══ DATA LISTING ══
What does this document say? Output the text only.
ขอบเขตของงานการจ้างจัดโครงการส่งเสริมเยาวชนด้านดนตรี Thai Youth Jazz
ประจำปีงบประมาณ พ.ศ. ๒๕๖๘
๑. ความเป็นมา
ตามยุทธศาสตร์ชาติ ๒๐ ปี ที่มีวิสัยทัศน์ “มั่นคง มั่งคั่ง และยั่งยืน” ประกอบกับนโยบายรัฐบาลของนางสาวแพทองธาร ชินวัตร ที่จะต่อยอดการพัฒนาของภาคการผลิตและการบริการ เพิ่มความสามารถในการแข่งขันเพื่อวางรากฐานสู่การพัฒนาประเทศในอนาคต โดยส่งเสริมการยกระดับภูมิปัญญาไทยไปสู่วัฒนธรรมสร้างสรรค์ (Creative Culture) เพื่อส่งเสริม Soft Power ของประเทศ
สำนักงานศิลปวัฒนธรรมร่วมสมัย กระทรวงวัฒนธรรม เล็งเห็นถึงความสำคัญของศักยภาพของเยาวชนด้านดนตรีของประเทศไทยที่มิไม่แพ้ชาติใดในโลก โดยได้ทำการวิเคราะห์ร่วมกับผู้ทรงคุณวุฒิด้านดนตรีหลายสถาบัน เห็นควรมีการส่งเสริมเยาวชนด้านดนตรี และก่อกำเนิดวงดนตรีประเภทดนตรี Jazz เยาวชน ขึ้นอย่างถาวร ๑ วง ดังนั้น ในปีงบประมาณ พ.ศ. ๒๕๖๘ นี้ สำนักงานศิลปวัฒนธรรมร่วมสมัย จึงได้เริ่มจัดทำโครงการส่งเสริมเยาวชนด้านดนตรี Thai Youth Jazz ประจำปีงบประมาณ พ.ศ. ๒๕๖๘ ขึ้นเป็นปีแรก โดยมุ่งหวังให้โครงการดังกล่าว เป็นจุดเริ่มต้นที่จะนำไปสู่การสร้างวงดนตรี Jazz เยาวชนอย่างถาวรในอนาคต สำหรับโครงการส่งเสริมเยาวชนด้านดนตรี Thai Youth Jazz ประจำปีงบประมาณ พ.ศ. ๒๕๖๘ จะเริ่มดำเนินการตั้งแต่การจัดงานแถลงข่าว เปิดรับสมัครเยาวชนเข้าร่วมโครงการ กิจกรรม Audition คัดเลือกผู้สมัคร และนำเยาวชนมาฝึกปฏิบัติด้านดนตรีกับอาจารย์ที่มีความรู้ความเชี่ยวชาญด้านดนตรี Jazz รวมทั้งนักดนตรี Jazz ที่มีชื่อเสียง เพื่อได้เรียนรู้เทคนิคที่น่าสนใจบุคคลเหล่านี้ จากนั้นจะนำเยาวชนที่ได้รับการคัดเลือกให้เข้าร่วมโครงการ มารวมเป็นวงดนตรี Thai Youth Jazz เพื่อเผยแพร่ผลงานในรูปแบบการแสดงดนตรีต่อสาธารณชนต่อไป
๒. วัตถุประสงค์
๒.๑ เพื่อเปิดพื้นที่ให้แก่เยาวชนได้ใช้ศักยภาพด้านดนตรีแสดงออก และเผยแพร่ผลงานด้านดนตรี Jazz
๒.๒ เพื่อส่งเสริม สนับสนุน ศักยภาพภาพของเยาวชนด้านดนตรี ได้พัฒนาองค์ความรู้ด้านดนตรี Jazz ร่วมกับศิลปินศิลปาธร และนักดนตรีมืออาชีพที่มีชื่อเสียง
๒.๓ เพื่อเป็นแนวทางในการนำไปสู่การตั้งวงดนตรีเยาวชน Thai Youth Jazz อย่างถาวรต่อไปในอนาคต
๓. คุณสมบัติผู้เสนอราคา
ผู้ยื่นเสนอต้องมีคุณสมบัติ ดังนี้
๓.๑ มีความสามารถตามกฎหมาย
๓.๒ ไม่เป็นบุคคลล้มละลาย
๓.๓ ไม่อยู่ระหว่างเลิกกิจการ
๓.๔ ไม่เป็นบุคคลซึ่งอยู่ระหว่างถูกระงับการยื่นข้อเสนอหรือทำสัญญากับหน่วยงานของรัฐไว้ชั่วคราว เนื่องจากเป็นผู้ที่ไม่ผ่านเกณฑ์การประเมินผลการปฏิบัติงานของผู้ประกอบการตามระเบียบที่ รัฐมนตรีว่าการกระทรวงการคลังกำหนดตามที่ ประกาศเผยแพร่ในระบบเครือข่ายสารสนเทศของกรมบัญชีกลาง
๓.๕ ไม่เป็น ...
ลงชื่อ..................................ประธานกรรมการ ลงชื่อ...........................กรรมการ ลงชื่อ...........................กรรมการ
═══
- EXERCISE DIRECTIONS
List the lines that contain the word "านดนตร".

- COMPLETE RESPONSE
ขอบเขตของงานการจ้างจัดโครงการส่งเสริมเยาวชนด้านดนตรี Thai Youth Jazz
สำนักงานศิลปวัฒนธรรมร่วมสมัย กระทรวงวัฒนธรรม เล็งเห็นถึงความสำคัญของศักยภาพของเยาวชนด้านดนตรีของประเทศไทยที่มิไม่แพ้ชาติใดในโลก โดยได้ทำการวิเคราะห์ร่วมกับผู้ทรงคุณวุฒิด้านดนตรีหลายสถาบัน เห็นควรมีการส่งเสริมเยาวชนด้านดนตรี และก่อกำเนิดวงดนตรีประเภทดนตรี Jazz เยาวชน ขึ้นอย่างถาวร ๑ วง ดังนั้น ในปีงบประมาณ พ.ศ. ๒๕๖๘ นี้ สำนักงานศิลปวัฒนธรรมร่วมสมัย จึงได้เริ่มจัดทำโครงการส่งเสริมเยาวชนด้านดนตรี Thai Youth Jazz ประจำปีงบประมาณ พ.ศ. ๒๕๖๘ ขึ้นเป็นปีแรก โดยมุ่งหวังให้โครงการดังกล่าว เป็นจุดเริ่มต้นที่จะนำไปสู่การสร้างวงดนตรี Jazz เยาวชนอย่างถาวรในอนาคต สำหรับโครงการส่งเสริมเยาวชนด้านดนตรี Thai Youth Jazz ประจำปีงบประมาณ พ.ศ. ๒๕๖๘ จะเริ่มดำเนินการตั้งแต่การจัดงานแถลงข่าว เปิดรับสมัครเยาวชนเข้าร่วมโครงการ กิจกรรม Audition คัดเลือกผู้สมัคร และนำเยาวชนมาฝึกปฏิบัติด้านดนตรีกับอาจารย์ที่มีความรู้ความเชี่ยวชาญด้านดนตรี Jazz รวมทั้งนักดนตรี Jazz ที่มีชื่อเสียง เพื่อได้เรียนรู้เทคนิคที่น่าสนใจบุคคลเหล่านี้ จากนั้นจะนำเยาวชนที่ได้รับการคัดเลือกให้เข้าร่วมโครงการ มารวมเป็นวงดนตรี Thai Youth Jazz เพื่อเผยแพร่ผลงานในรูปแบบการแสดงดนตรีต่อสาธารณชนต่อไป
๒.๑ เพื่อเปิดพื้นที่ให้แก่เยาวชนได้ใช้ศักยภาพด้านดนตรีแสดงออก และเผยแพร่ผลงานด้านดนตรี Jazz
๒.๒ เพื่อส่งเสริม สนับสนุน ศักยภาพภาพของเยาวชนด้านดนตรี ได้พัฒนาองค์ความรู้ด้านดนตรี Jazz ร่วมกับศิลปินศิลปาธร และนักดนตรีมืออาชีพที่มีชื่อเสียง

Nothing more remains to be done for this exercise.